◆ Your objective
Your task is to print all of the material verbatim.

[Figure collection entries]

* * * * *

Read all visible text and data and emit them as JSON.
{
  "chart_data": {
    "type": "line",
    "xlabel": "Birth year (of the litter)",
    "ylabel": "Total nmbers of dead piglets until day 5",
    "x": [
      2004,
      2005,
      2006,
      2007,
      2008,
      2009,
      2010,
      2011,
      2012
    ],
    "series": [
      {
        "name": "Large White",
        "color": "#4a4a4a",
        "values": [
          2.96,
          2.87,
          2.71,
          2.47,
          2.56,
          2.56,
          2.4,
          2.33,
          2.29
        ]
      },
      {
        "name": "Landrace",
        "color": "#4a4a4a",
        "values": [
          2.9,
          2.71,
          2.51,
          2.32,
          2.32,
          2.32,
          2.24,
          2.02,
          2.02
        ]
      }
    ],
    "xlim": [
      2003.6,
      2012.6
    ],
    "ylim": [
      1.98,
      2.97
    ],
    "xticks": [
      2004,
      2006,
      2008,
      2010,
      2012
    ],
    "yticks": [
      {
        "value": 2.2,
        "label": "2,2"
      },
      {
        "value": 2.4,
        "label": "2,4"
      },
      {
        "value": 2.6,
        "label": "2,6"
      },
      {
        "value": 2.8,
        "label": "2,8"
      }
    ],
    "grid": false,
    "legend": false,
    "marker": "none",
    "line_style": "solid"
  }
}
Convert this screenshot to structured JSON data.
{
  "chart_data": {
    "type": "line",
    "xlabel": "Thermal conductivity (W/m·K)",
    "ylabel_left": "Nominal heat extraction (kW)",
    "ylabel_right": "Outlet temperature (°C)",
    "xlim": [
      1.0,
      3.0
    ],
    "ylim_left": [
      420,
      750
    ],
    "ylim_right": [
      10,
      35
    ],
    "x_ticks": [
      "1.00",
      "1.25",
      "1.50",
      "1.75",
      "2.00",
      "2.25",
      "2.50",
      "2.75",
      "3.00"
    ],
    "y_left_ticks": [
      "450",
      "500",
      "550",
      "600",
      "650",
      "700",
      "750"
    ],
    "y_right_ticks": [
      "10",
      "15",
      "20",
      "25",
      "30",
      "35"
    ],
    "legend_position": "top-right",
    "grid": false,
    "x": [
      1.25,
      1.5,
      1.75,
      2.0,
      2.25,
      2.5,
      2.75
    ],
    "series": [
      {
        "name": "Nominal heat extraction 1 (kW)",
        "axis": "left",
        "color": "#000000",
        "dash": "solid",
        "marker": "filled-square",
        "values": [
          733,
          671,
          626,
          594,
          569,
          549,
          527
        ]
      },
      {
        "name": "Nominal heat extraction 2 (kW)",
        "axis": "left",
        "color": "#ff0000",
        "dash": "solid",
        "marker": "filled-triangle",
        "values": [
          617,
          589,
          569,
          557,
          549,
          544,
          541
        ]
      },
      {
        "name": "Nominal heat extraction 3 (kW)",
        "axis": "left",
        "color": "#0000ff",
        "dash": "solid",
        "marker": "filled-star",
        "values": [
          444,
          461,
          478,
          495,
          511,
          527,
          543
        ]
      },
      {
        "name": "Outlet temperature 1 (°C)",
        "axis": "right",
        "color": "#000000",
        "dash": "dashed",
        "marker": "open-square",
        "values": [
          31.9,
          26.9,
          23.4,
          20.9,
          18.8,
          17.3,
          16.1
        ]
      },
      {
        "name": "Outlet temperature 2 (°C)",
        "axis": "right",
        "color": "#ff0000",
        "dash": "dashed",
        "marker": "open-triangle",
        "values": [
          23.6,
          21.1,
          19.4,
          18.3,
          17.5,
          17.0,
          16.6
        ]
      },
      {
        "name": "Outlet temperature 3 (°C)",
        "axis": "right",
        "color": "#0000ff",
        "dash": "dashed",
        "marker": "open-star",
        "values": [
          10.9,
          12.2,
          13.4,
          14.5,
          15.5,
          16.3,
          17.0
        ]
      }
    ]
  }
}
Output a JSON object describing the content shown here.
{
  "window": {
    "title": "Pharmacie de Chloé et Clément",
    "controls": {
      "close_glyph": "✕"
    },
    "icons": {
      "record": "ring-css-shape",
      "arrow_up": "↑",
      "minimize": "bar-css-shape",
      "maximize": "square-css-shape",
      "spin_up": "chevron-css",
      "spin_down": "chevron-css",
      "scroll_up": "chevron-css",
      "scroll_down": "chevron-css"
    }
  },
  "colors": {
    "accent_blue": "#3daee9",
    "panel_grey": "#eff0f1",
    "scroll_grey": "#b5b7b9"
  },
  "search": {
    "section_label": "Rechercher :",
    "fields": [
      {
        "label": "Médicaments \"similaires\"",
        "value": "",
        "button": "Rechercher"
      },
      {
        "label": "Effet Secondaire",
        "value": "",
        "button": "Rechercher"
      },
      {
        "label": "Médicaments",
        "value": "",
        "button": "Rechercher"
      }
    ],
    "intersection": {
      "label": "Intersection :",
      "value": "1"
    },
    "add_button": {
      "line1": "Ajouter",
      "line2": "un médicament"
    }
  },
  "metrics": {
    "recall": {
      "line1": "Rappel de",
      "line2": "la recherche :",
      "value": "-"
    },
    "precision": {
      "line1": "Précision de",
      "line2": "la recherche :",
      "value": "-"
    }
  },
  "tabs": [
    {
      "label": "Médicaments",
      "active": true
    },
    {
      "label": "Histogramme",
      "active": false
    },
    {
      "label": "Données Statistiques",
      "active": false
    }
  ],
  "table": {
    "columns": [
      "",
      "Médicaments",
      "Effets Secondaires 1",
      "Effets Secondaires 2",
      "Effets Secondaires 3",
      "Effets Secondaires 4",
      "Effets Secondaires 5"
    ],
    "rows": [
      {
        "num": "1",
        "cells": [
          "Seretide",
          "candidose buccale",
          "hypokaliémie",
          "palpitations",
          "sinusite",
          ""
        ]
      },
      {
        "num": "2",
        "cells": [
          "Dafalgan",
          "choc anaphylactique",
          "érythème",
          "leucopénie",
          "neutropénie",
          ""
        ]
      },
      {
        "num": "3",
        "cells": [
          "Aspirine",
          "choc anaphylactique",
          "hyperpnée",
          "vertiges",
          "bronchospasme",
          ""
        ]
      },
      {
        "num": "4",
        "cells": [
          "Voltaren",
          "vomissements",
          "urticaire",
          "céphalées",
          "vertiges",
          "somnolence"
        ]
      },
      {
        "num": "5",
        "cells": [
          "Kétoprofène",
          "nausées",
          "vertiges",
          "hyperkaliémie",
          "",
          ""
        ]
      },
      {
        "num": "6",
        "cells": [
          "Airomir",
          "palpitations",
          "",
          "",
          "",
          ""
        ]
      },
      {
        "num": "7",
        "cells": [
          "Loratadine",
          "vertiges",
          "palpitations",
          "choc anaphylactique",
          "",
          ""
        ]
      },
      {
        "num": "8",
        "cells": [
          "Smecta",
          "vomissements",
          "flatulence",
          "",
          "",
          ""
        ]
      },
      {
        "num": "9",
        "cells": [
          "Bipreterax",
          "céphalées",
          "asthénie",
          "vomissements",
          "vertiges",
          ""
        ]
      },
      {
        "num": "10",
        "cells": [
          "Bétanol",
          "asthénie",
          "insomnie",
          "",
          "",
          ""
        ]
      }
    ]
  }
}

* * * * *

◆ Correct result
Read all visible text and data and emit them as JSON.
{
  "chart_data": {
    "type": "line",
    "xlabel": "Birth year (of the litter)",
    "ylabel": "Total nmbers of dead piglets until day 5",
    "x": [
      2004,
      2005,
      2006,
      2007,
      2008,
      2009,
      2010,
      2011,
      2012
    ],
    "series": [
      {
        "name": "Large White",
        "color": "#4a4a4a",
        "values": [
          2.96,
          2.87,
          2.71,
          2.47,
          2.56,
          2.56,
          2.4,
          2.33,
          2.29
        ]
      },
      {
        "name": "Landrace",
        "color": "#4a4a4a",
        "values": [
          2.9,
          2.71,
          2.51,
          2.32,
          2.32,
          2.32,
          2.24,
          2.02,
          2.02
        ]
      }
    ],
    "xlim": [
      2003.6,
      2012.6
    ],
    "ylim": [
      1.98,
      2.97
    ],
    "xticks": [
      2004,
      2006,
      2008,
      2010,
      2012
    ],
    "yticks": [
      {
        "value": 2.2,
        "label": "2,2"
      },
      {
        "value": 2.4,
        "label": "2,4"
      },
      {
        "value": 2.6,
        "label": "2,6"
      },
      {
        "value": 2.8,
        "label": "2,8"
      }
    ],
    "grid": false,
    "legend": false,
    "marker": "none",
    "line_style": "solid"
  }
}
Convert this screenshot to structured JSON data.
{
  "chart_data": {
    "type": "line",
    "xlabel": "Thermal conductivity (W/m·K)",
    "ylabel_left": "Nominal heat extraction (kW)",
    "ylabel_right": "Outlet temperature (°C)",
    "xlim": [
      1.0,
      3.0
    ],
    "ylim_left": [
      420,
      750
    ],
    "ylim_right": [
      10,
      35
    ],
    "x_ticks": [
      "1.00",
      "1.25",
      "1.50",
      "1.75",
      "2.00",
      "2.25",
      "2.50",
      "2.75",
      "3.00"
    ],
    "y_left_ticks": [
      "450",
      "500",
      "550",
      "600",
      "650",
      "700",
      "750"
    ],
    "y_right_ticks": [
      "10",
      "15",
      "20",
      "25",
      "30",
      "35"
    ],
    "legend_position": "top-right",
    "grid": false,
    "x": [
      1.25,
      1.5,
      1.75,
      2.0,
      2.25,
      2.5,
      2.75
    ],
    "series": [
      {
        "name": "Nominal heat extraction 1 (kW)",
        "axis": "left",
        "color": "#000000",
        "dash": "solid",
        "marker": "filled-square",
        "values": [
          733,
          671,
          626,
          594,
          569,
          549,
          527
        ]
      },
      {
        "name": "Nominal heat extraction 2 (kW)",
        "axis": "left",
        "color": "#ff0000",
        "dash": "solid",
        "marker": "filled-triangle",
        "values": [
          617,
          589,
          569,
          557,
          549,
          544,
          541
        ]
      },
      {
        "name": "Nominal heat extraction 3 (kW)",
        "axis": "left",
        "color": "#0000ff",
        "dash": "solid",
        "marker": "filled-star",
        "values": [
          444,
          461,
          478,
          495,
          511,
          527,
          543
        ]
      },
      {
        "name": "Outlet temperature 1 (°C)",
        "axis": "right",
        "color": "#000000",
        "dash": "dashed",
        "marker": "open-square",
        "values": [
          31.9,
          26.9,
          23.4,
          20.9,
          18.8,
          17.3,
          16.1
        ]
      },
      {
        "name": "Outlet temperature 2 (°C)",
        "axis": "right",
        "color": "#ff0000",
        "dash": "dashed",
        "marker": "open-triangle",
        "values": [
          23.6,
          21.1,
          19.4,
          18.3,
          17.5,
          17.0,
          16.6
        ]
      },
      {
        "name": "Outlet temperature 3 (°C)",
        "axis": "right",
        "color": "#0000ff",
        "dash": "dashed",
        "marker": "open-star",
        "values": [
          10.9,
          12.2,
          13.4,
          14.5,
          15.5,
          16.3,
          17.0
        ]
      }
    ]
  }
}
Output a JSON object describing the content shown here.
{
  "window": {
    "title": "Pharmacie de Chloé et Clément",
    "controls": {
      "close_glyph": "✕"
    },
    "icons": {
      "record": "ring-css-shape",
      "arrow_up": "↑",
      "minimize": "bar-css-shape",
      "maximize": "square-css-shape",
      "spin_up": "chevron-css",
      "spin_down": "chevron-css",
      "scroll_up": "chevron-css",
      "scroll_down": "chevron-css"
    }
  },
  "colors": {
    "accent_blue": "#3daee9",
    "panel_grey": "#eff0f1",
    "scroll_grey": "#b5b7b9"
  },
  "search": {
    "section_label": "Rechercher :",
    "fields": [
      {
        "label": "Médicaments \"similaires\"",
        "value": "",
        "button": "Rechercher"
      },
      {
        "label": "Effet Secondaire",
        "value": "",
        "button": "Rechercher"
      },
      {
        "label": "Médicaments",
        "value": "",
        "button": "Rechercher"
      }
    ],
    "intersection": {
      "label": "Intersection :",
      "value": "1"
    },
    "add_button": {
      "line1": "Ajouter",
      "line2": "un médicament"
    }
  },
  "metrics": {
    "recall": {
      "line1": "Rappel de",
      "line2": "la recherche :",
      "value": "-"
    },
    "precision": {
      "line1": "Précision de",
      "line2": "la recherche :",
      "value": "-"
    }
  },
  "tabs": [
    {
      "label": "Médicaments",
      "active": true
    },
    {
      "label": "Histogramme",
      "active": false
    },
    {
      "label": "Données Statistiques",
      "active": false
    }
  ],
  "table": {
    "columns": [
      "",
      "Médicaments",
      "Effets Secondaires 1",
      "Effets Secondaires 2",
      "Effets Secondaires 3",
      "Effets Secondaires 4",
      "Effets Secondaires 5"
    ],
    "rows": [
      {
        "num": "1",
        "cells": [
          "Seretide",
          "candidose buccale",
          "hypokaliémie",
          "palpitations",
          "sinusite",
          ""
        ]
      },
      {
        "num": "2",
        "cells": [
          "Dafalgan",
          "choc anaphylactique",
          "érythème",
          "leucopénie",
          "neutropénie",
          ""
        ]
      },
      {
        "num": "3",
        "cells": [
          "Aspirine",
          "choc anaphylactique",
          "hyperpnée",
          "vertiges",
          "bronchospasme",
          ""
        ]
      },
      {
        "num": "4",
        "cells": [
          "Voltaren",
          "vomissements",
          "urticaire",
          "céphalées",
          "vertiges",
          "somnolence"
        ]
      },
      {
        "num": "5",
        "cells": [
          "Kétoprofène",
          "nausées",
          "vertiges",
          "hyperkaliémie",
          "",
          ""
        ]
      },
      {
        "num": "6",
        "cells": [
          "Airomir",
          "palpitations",
          "",
          "",
          "",
          ""
        ]
      },
      {
        "num": "7",
        "cells": [
          "Loratadine",
          "vertiges",
          "palpitations",
          "choc anaphylactique",
          "",
          ""
        ]
      },
      {
        "num": "8",
        "cells": [
          "Smecta",
          "vomissements",
          "flatulence",
          "",
          "",
          ""
        ]
      },
      {
        "num": "9",
        "cells": [
          "Bipreterax",
          "céphalées",
          "asthénie",
          "vomissements",
          "vertiges",
          ""
        ]
      },
      {
        "num": "10",
        "cells": [
          "Bétanol",
          "asthénie",
          "insomnie",
          "",
          "",
          ""
        ]
      }
    ]
  }
}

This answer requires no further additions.